→ **Your tasks**
1. In the sys_membarrier patch review, what serves as an approximation of the processors that run threads belonging to the current process?
2. Rewrite the passage of the sys_membarrier patch review starting with "Nope, it doesn't." and going on through "supported, without performing any synchronization.", swapping "correct" for "valid".
3. Extend the sys_membarrier patch review past its final line.

→ **Quoted text**
— BEGIN —
Nope, it doesn't. Will rephrase:

... It is therefore
* correct to check the return value only once during a process lifetime,
* passing the MEMBARRIER_QUERY flag in addition to only check if the flags are
* supported, without performing any synchronization.


>
>
> > + * MEMBARRIER_QUERY flag in addition to only check if the flags are supported,
> > + * without performing any synchronization.
> > + *
> > + * This system call executes a memory barrier on all running threads of the
> > + * current process. Upon completion, the caller thread is ensured that all
> > + * process threads have passed through a state where all memory accesses to
> > + * user-space addresses match program order. (non-running threads are de facto
> > + * in such a state)
>
> state.)
>

ok

> > + *
> > + * Using the non-expedited mode is recommended for applications which can
> > + * afford leaving the caller thread waiting for a few milliseconds. A good
> > + * example would be a thread dedicated to execute RCU callbacks, which waits
> > + * for callbacks to enqueue most of the time anyway.
> > + *
> > + * The expedited mode is recommended whenever the application needs to have
> > + * control returning to the caller thread as quickly as possible. An example
> > + * of such application would be one which uses the same thread to perform
> > + * data structure updates and issue the RCU synchronization.
> > + *
> > + * It is perfectly safe to call both expedited and non-expedited
> > + * sys_membarrier() in a process.
> > + *
> > + * mm_cpumask is used as an approximation of the processors which run threads
> > + * belonging to the current process. It is a superset of the cpumask to which we
> > + * must send IPIs, mainly due to lazy TLB shootdown. Therefore, for each CPU in
> > + * the mm_cpumask, we check each runqueue with the rq lock held to make sure our
> > + * ->mm is indeed running on them. The rq lock ensures that a memory barrier is
> > + * issued each time the rq current task is changed. This reduces the risk of
> > + * disturbing a RT task by sending unnecessary IPIs. There is still a slight
> > + * chance to disturb an unrelated task, because we do not lock the runqueues
> > + * while sending IPIs, but the real-time effect of this heavy locking would be
> > + * worse than the comparatively small disruption of an IPI.
> > + *
> > + * RED PEN: before assinging a system call number for sys_membarrier() to an
>
> assigning

ok

>
> > + * architecture, we must ensure that switch_mm issues full memory barriers
> > + * (or a synchronizing instruction having the same effect) between:
> > + * - memory accesses to user-space addresses and clear mm_cpumask.
— END —
→ **Material**
— BEGIN —
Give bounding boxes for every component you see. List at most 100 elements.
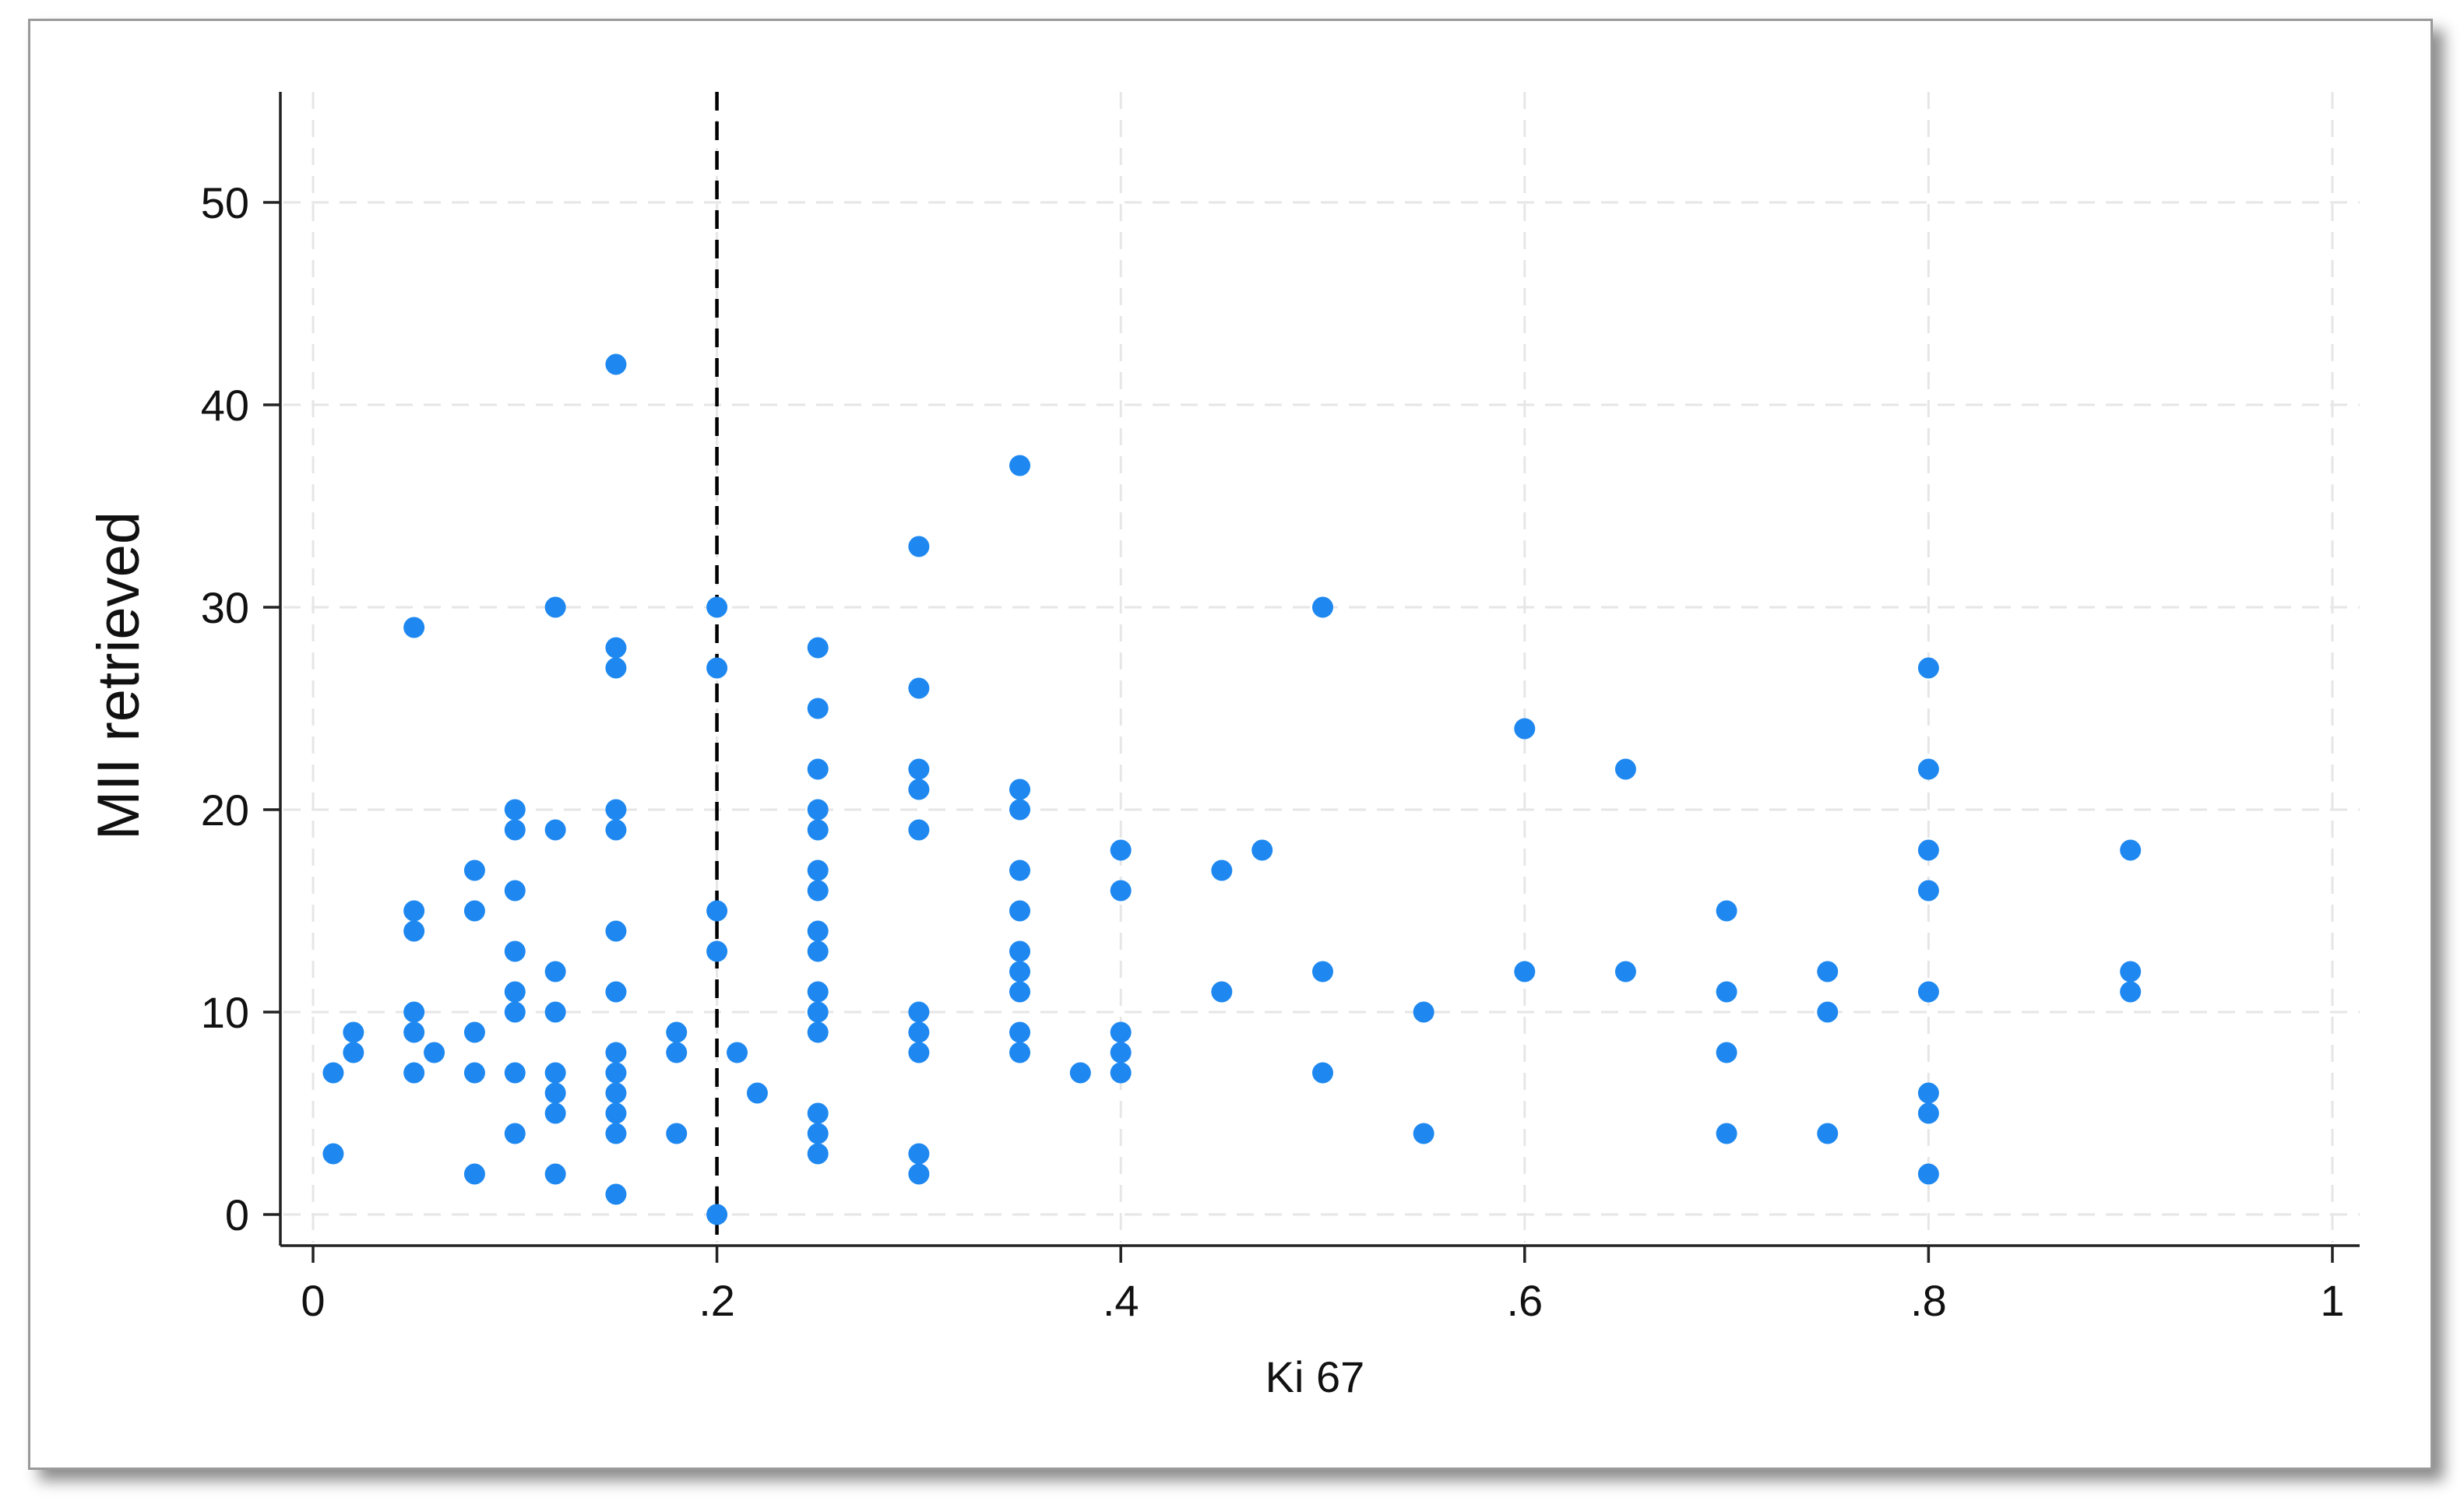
— END —
→ **Exercise responses**
1. mm_cpumask

2.
Nope, it doesn't. Will rephrase:

... It is therefore
* valid to check the return value only once during a process lifetime,
* passing the MEMBARRIER_QUERY flag in addition to only check if the flags are
* supported, without performing any synchronization.

3.
> > + * - set mm_cpumask and memory accesses to user-space addresses.
> > + *
> > + * The reason why these memory barriers are required is that mm_cpumask updates,
> > + * as well as iteration on the mm_cpumask, offer no ordering guarantees.
> > + * These added memory barriers ensure that any thread modifying the mm_cpumask
> > + * is in a state where all memory accesses to user-space addresses are
> > + * guaranteed to be in program order.
> > + *
> > + * In some case adding a comment to this effect will suffice, in others we
> > + * will need to add smp_mb__before_clear_bit()/smp_mb__after_clear_bit() or
> > + * simply smp_mb(). These barriers are required to ensure we do not _miss_ a
> > + * CPU that need to receive an IPI, which would be a bug.
> > + *
> > + * On uniprocessor systems, this system call simply returns 0 without doing
> > + * anything, so user-space knows it is implemented.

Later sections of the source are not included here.